BEGIN Source data

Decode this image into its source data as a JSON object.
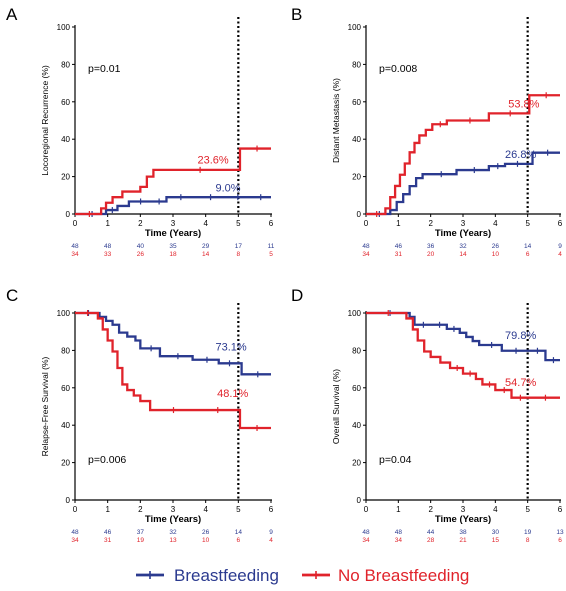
{
  "colors": {
    "breastfeeding": "#2b3a8f",
    "no_breastfeeding": "#e0232b"
  },
  "legend": {
    "entries": [
      {
        "key": "breastfeeding",
        "label": "Breastfeeding"
      },
      {
        "key": "no_breastfeeding",
        "label": "No Breastfeeding"
      }
    ]
  },
  "chart_data": [
    {
      "type": "line",
      "panel": "A",
      "title": "",
      "xlabel": "Time (Years)",
      "ylabel": "Locoregional Recurrence (%)",
      "xlim": [
        0,
        6
      ],
      "ylim": [
        0,
        100
      ],
      "xticks": [
        0,
        1,
        2,
        3,
        4,
        5,
        6
      ],
      "yticks": [
        0,
        20,
        40,
        60,
        80,
        100
      ],
      "pvalue": "p=0.01",
      "pvalue_position": "top-left",
      "reference_line_x": 5,
      "series": [
        {
          "name": "Breastfeeding",
          "key": "breastfeeding",
          "x": [
            0,
            0.95,
            1.3,
            1.65,
            2.3,
            2.8,
            3.6,
            4.6,
            5.3,
            6
          ],
          "y": [
            0,
            2.1,
            4.3,
            6.7,
            6.7,
            9.0,
            9.0,
            9.0,
            9.0,
            9.0
          ],
          "annotation": "9.0%",
          "annotation_x": 4.3,
          "annotation_y": 12
        },
        {
          "name": "No Breastfeeding",
          "key": "no_breastfeeding",
          "x": [
            0,
            0.8,
            0.95,
            1.15,
            1.45,
            1.75,
            2.0,
            2.2,
            2.4,
            5.0,
            5.05,
            6
          ],
          "y": [
            0,
            3.0,
            6.0,
            9.0,
            12.0,
            12.0,
            14.5,
            20.0,
            23.6,
            23.6,
            35.0,
            35.0
          ],
          "annotation": "23.6%",
          "annotation_x": 3.75,
          "annotation_y": 27
        }
      ],
      "risk_table": {
        "times": [
          0,
          1,
          2,
          3,
          4,
          5,
          6
        ],
        "breastfeeding": [
          "48",
          "48",
          "40",
          "35",
          "29",
          "17",
          "11"
        ],
        "no_breastfeeding": [
          "34",
          "33",
          "26",
          "18",
          "14",
          "8",
          "5"
        ]
      }
    },
    {
      "type": "line",
      "panel": "B",
      "title": "",
      "xlabel": "Time (Years)",
      "ylabel": "Distant Metastasis (%)",
      "xlim": [
        0,
        6
      ],
      "ylim": [
        0,
        100
      ],
      "xticks": [
        0,
        1,
        2,
        3,
        4,
        5,
        6
      ],
      "yticks": [
        0,
        20,
        40,
        60,
        80,
        100
      ],
      "pvalue": "p=0.008",
      "pvalue_position": "top-left",
      "reference_line_x": 5,
      "series": [
        {
          "name": "Breastfeeding",
          "key": "breastfeeding",
          "x": [
            0,
            0.75,
            0.95,
            1.15,
            1.35,
            1.55,
            1.75,
            2.8,
            3.8,
            4.3,
            5.0,
            5.15,
            6
          ],
          "y": [
            0,
            2.1,
            6.4,
            10.6,
            14.9,
            19.2,
            21.3,
            23.5,
            25.6,
            26.8,
            26.8,
            32.8,
            32.8
          ],
          "annotation": "26.8%",
          "annotation_x": 4.3,
          "annotation_y": 30
        },
        {
          "name": "No Breastfeeding",
          "key": "no_breastfeeding",
          "x": [
            0,
            0.6,
            0.75,
            0.9,
            1.05,
            1.2,
            1.35,
            1.5,
            1.65,
            1.85,
            2.05,
            2.5,
            3.8,
            5.0,
            5.05,
            6
          ],
          "y": [
            0,
            3.0,
            9.0,
            15.0,
            21.0,
            27.0,
            33.0,
            38.0,
            42.0,
            45.0,
            48.0,
            50.0,
            53.8,
            53.8,
            63.5,
            63.5
          ],
          "annotation": "53.8%",
          "annotation_x": 4.4,
          "annotation_y": 57
        }
      ],
      "risk_table": {
        "times": [
          0,
          1,
          2,
          3,
          4,
          5,
          6
        ],
        "breastfeeding": [
          "48",
          "46",
          "36",
          "32",
          "26",
          "14",
          "9"
        ],
        "no_breastfeeding": [
          "34",
          "31",
          "20",
          "14",
          "10",
          "6",
          "4"
        ]
      }
    },
    {
      "type": "line",
      "panel": "C",
      "title": "",
      "xlabel": "Time (Years)",
      "ylabel": "Relapse-Free Survival (%)",
      "xlim": [
        0,
        6
      ],
      "ylim": [
        0,
        100
      ],
      "xticks": [
        0,
        1,
        2,
        3,
        4,
        5,
        6
      ],
      "yticks": [
        0,
        20,
        40,
        60,
        80,
        100
      ],
      "pvalue": "p=0.006",
      "pvalue_position": "bottom-left",
      "reference_line_x": 5,
      "series": [
        {
          "name": "Breastfeeding",
          "key": "breastfeeding",
          "x": [
            0,
            0.75,
            0.95,
            1.15,
            1.35,
            1.6,
            1.85,
            2.0,
            2.6,
            3.6,
            4.4,
            5.0,
            5.1,
            6
          ],
          "y": [
            100,
            97.9,
            95.8,
            93.7,
            89.5,
            87.4,
            85.3,
            81.1,
            76.9,
            75.0,
            73.1,
            73.1,
            67.2,
            67.2
          ],
          "annotation": "73.1%",
          "annotation_x": 4.3,
          "annotation_y": 80
        },
        {
          "name": "No Breastfeeding",
          "key": "no_breastfeeding",
          "x": [
            0,
            0.7,
            0.85,
            1.0,
            1.15,
            1.3,
            1.45,
            1.6,
            1.8,
            2.0,
            2.3,
            3.6,
            5.0,
            5.05,
            6
          ],
          "y": [
            100,
            97.1,
            91.2,
            85.3,
            79.4,
            70.6,
            61.8,
            58.8,
            55.9,
            52.9,
            48.1,
            48.1,
            48.1,
            38.5,
            38.5
          ],
          "annotation": "48.1%",
          "annotation_x": 4.35,
          "annotation_y": 55
        }
      ],
      "risk_table": {
        "times": [
          0,
          1,
          2,
          3,
          4,
          5,
          6
        ],
        "breastfeeding": [
          "48",
          "46",
          "37",
          "32",
          "26",
          "14",
          "9"
        ],
        "no_breastfeeding": [
          "34",
          "31",
          "19",
          "13",
          "10",
          "6",
          "4"
        ]
      }
    },
    {
      "type": "line",
      "panel": "D",
      "title": "",
      "xlabel": "Time (Years)",
      "ylabel": "Overall Survival (%)",
      "xlim": [
        0,
        6
      ],
      "ylim": [
        0,
        100
      ],
      "xticks": [
        0,
        1,
        2,
        3,
        4,
        5,
        6
      ],
      "yticks": [
        0,
        20,
        40,
        60,
        80,
        100
      ],
      "pvalue": "p=0.04",
      "pvalue_position": "bottom-left",
      "reference_line_x": 5,
      "series": [
        {
          "name": "Breastfeeding",
          "key": "breastfeeding",
          "x": [
            0,
            1.35,
            1.5,
            2.0,
            2.5,
            2.9,
            3.1,
            3.3,
            3.5,
            4.2,
            5.0,
            5.55,
            6
          ],
          "y": [
            100,
            97.9,
            93.7,
            93.7,
            91.5,
            89.4,
            87.2,
            85.0,
            82.9,
            79.8,
            79.8,
            74.8,
            74.8
          ],
          "annotation": "79.8%",
          "annotation_x": 4.3,
          "annotation_y": 86
        },
        {
          "name": "No Breastfeeding",
          "key": "no_breastfeeding",
          "x": [
            0,
            1.25,
            1.45,
            1.6,
            1.8,
            2.0,
            2.3,
            2.6,
            3.0,
            3.4,
            3.6,
            4.0,
            4.5,
            5.0,
            6
          ],
          "y": [
            100,
            97.1,
            91.2,
            85.3,
            79.4,
            76.5,
            73.5,
            70.6,
            67.6,
            64.7,
            61.8,
            58.8,
            54.7,
            54.7,
            54.7
          ],
          "annotation": "54.7%",
          "annotation_x": 4.3,
          "annotation_y": 61
        }
      ],
      "risk_table": {
        "times": [
          0,
          1,
          2,
          3,
          4,
          5,
          6
        ],
        "breastfeeding": [
          "48",
          "48",
          "44",
          "38",
          "30",
          "19",
          "13"
        ],
        "no_breastfeeding": [
          "34",
          "34",
          "28",
          "21",
          "15",
          "8",
          "6"
        ]
      }
    }
  ]
}
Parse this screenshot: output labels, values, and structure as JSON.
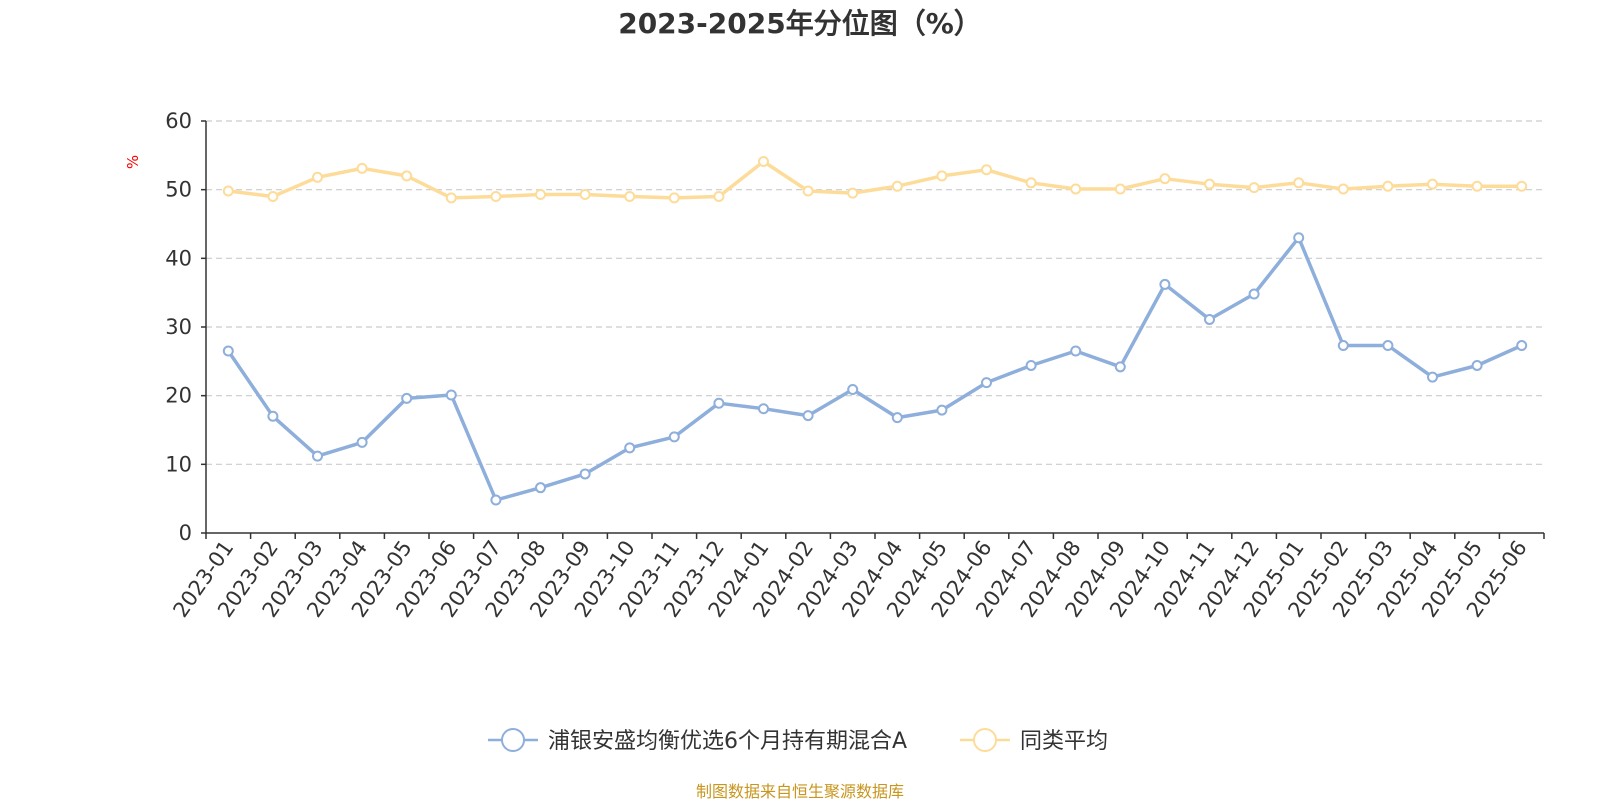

END Source data

Prompt — Which lines hold the word "ylabel"? Show each one.

Written response —
      "ylabel": "Locoregional Recurrence (%)",
      "ylabel": "Distant Metastasis (%)",
      "ylabel": "Relapse-Free Survival (%)",
      "ylabel": "Overall Survival (%)",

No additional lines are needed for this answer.